* **WORK REQUIRED**: From the entries below, copy every line where the string "งบประมาณ" appears.
- - -
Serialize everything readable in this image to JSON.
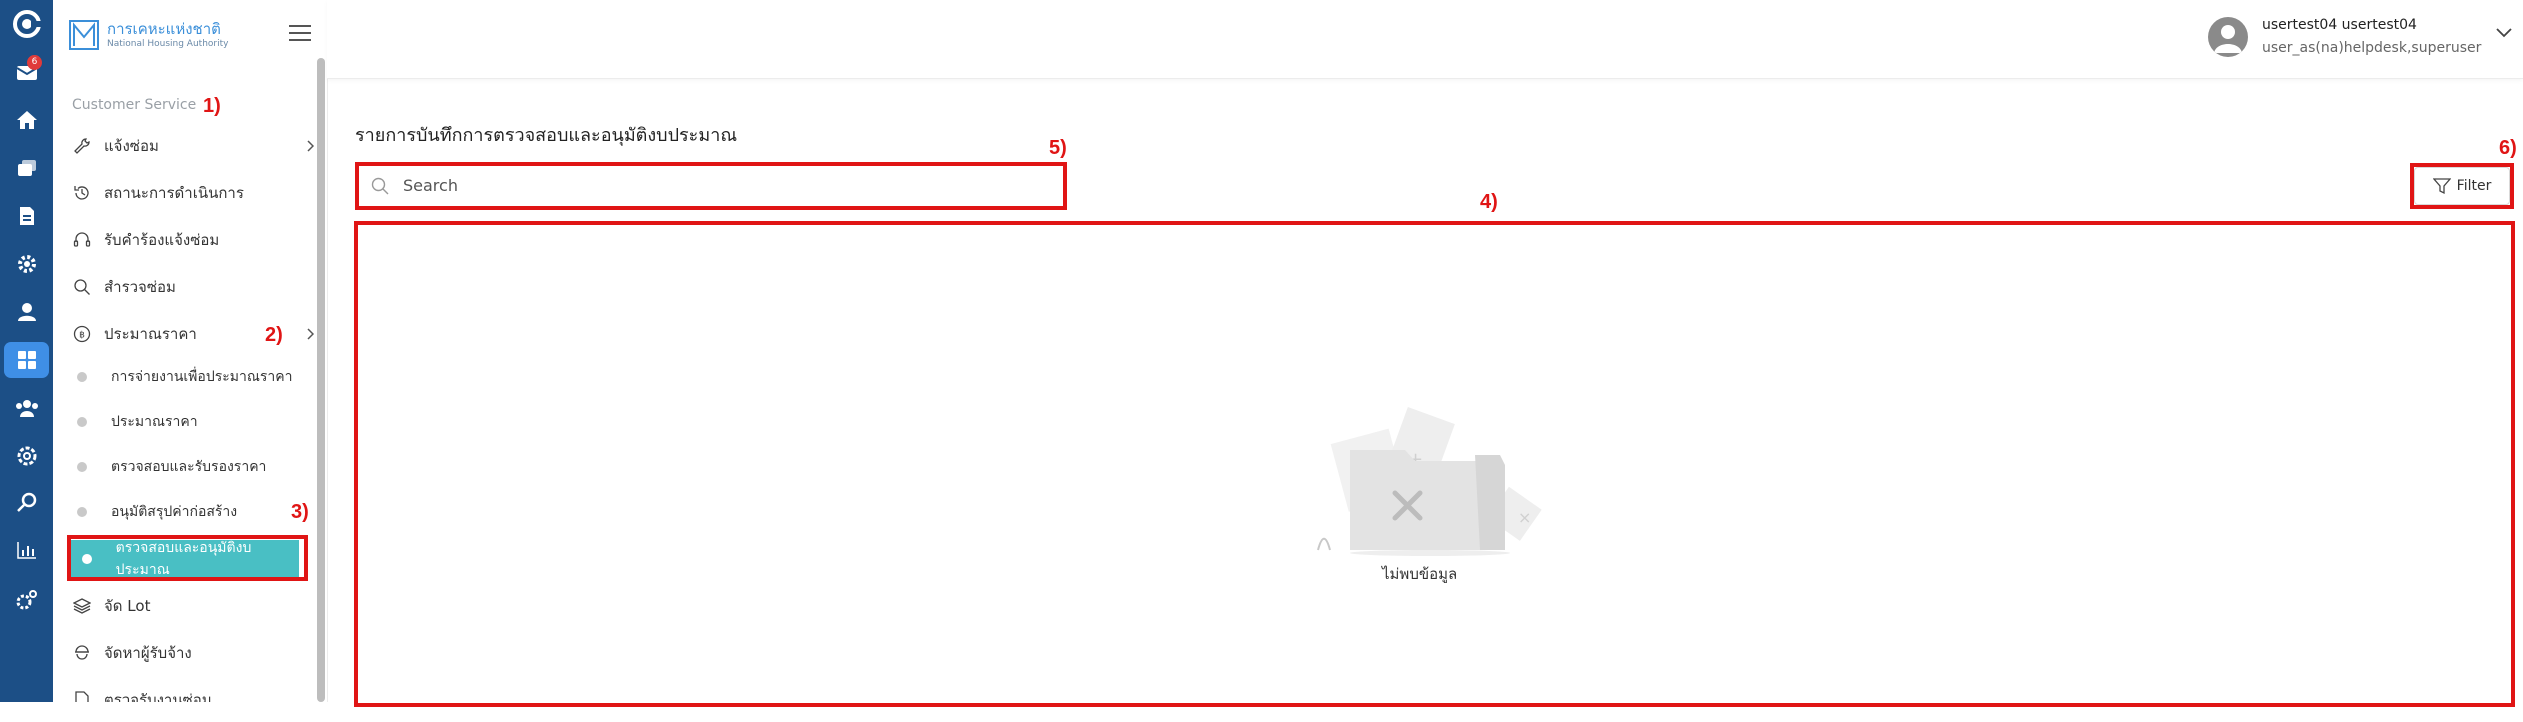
{
  "rail": {
    "badge_count": "6",
    "icons": [
      "app-logo-icon",
      "mail-icon",
      "home-icon",
      "layers-icon",
      "document-icon",
      "gear-flower-icon",
      "user-icon",
      "dashboard-icon",
      "team-icon",
      "settings-icon",
      "search-icon",
      "bar-chart-icon",
      "tools-icon"
    ]
  },
  "sidebar": {
    "logo_th": "การเคหะแห่งชาติ",
    "logo_en": "National Housing Authority",
    "section_label": "Customer Service",
    "items": [
      {
        "label": "แจ้งซ่อม",
        "icon": "wrench-icon"
      },
      {
        "label": "สถานะการดำเนินการ",
        "icon": "history-icon"
      },
      {
        "label": "รับคำร้องแจ้งซ่อม",
        "icon": "headset-icon"
      },
      {
        "label": "สำรวจซ่อม",
        "icon": "search-icon"
      },
      {
        "label": "ประมาณราคา",
        "icon": "baht-circle-icon"
      }
    ],
    "sub_items": [
      {
        "label": "การจ่ายงานเพื่อประมาณราคา"
      },
      {
        "label": "ประมาณราคา"
      },
      {
        "label": "ตรวจสอบและรับรองราคา"
      },
      {
        "label": "อนุมัติสรุปค่าก่อสร้าง"
      }
    ],
    "active_sub": "ตรวจสอบและอนุมัติงบประมาณ",
    "lower_items": [
      {
        "label": "จัด Lot",
        "icon": "stack-icon"
      },
      {
        "label": "จัดหาผู้รับจ้าง",
        "icon": "worker-icon"
      },
      {
        "label": "ตรวจรับงานซ่อม",
        "icon": "check-document-icon"
      }
    ]
  },
  "header": {
    "user_name": "usertest04 usertest04",
    "user_role": "user_as(na)helpdesk,superuser"
  },
  "main": {
    "title": "รายการบันทึกการตรวจสอบและอนุมัติงบประมาณ",
    "search_placeholder": "Search",
    "filter_label": "Filter",
    "empty_text": "ไม่พบข้อมูล"
  },
  "annotations": {
    "labels": [
      "1)",
      "2)",
      "3)",
      "4)",
      "5)",
      "6)"
    ],
    "color": "#e01515"
  },
  "colors": {
    "rail_bg": "#1c4f86",
    "rail_active": "#3f8fe6",
    "active_sub_bg": "#49bfc4",
    "logo_blue": "#3b8fd9"
  }
}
- - -
* **CORRECT RESULT**:
    "active_sub": "ตรวจสอบและอนุมัติงบประมาณ",
    "title": "รายการบันทึกการตรวจสอบและอนุมัติงบประมาณ",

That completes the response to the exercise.